Written instruction: All entries are to be quoted exactly; the images stay out of the copy.

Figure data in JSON
## Start
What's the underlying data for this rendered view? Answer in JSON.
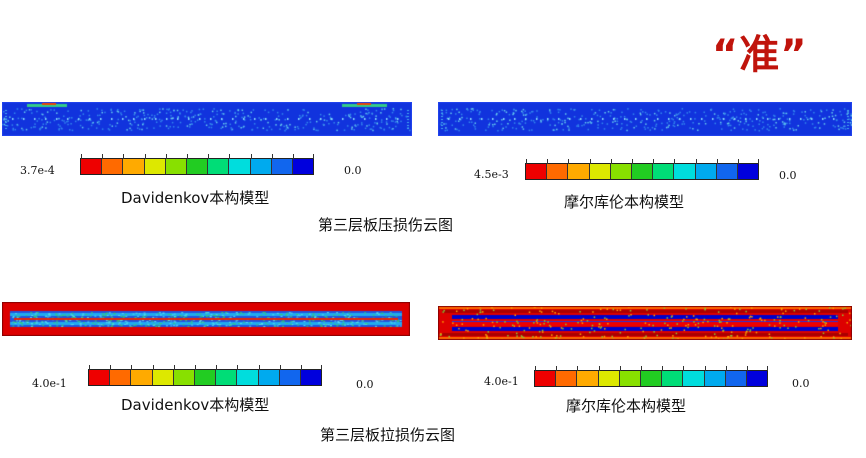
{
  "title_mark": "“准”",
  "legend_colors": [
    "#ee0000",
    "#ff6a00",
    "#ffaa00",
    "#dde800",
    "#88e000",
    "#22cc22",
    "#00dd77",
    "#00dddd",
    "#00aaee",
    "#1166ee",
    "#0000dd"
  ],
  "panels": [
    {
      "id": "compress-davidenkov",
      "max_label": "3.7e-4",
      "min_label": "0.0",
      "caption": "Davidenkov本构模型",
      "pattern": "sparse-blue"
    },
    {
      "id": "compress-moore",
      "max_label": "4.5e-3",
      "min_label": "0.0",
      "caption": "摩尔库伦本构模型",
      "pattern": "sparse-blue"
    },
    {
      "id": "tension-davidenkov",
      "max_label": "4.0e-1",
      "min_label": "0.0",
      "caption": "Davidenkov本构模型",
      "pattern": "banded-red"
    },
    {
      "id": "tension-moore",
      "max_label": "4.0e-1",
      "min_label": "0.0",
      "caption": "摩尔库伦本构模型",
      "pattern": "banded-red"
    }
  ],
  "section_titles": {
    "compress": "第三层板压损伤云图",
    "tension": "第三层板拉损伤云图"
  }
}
## End
Response:
What's the underlying data for this rendered view? Answer in JSON.
{
  "title_mark": "“准”",
  "legend_colors": [
    "#ee0000",
    "#ff6a00",
    "#ffaa00",
    "#dde800",
    "#88e000",
    "#22cc22",
    "#00dd77",
    "#00dddd",
    "#00aaee",
    "#1166ee",
    "#0000dd"
  ],
  "panels": [
    {
      "id": "compress-davidenkov",
      "max_label": "3.7e-4",
      "min_label": "0.0",
      "caption": "Davidenkov本构模型",
      "pattern": "sparse-blue"
    },
    {
      "id": "compress-moore",
      "max_label": "4.5e-3",
      "min_label": "0.0",
      "caption": "摩尔库伦本构模型",
      "pattern": "sparse-blue"
    },
    {
      "id": "tension-davidenkov",
      "max_label": "4.0e-1",
      "min_label": "0.0",
      "caption": "Davidenkov本构模型",
      "pattern": "banded-red"
    },
    {
      "id": "tension-moore",
      "max_label": "4.0e-1",
      "min_label": "0.0",
      "caption": "摩尔库伦本构模型",
      "pattern": "banded-red"
    }
  ],
  "section_titles": {
    "compress": "第三层板压损伤云图",
    "tension": "第三层板拉损伤云图"
  }
}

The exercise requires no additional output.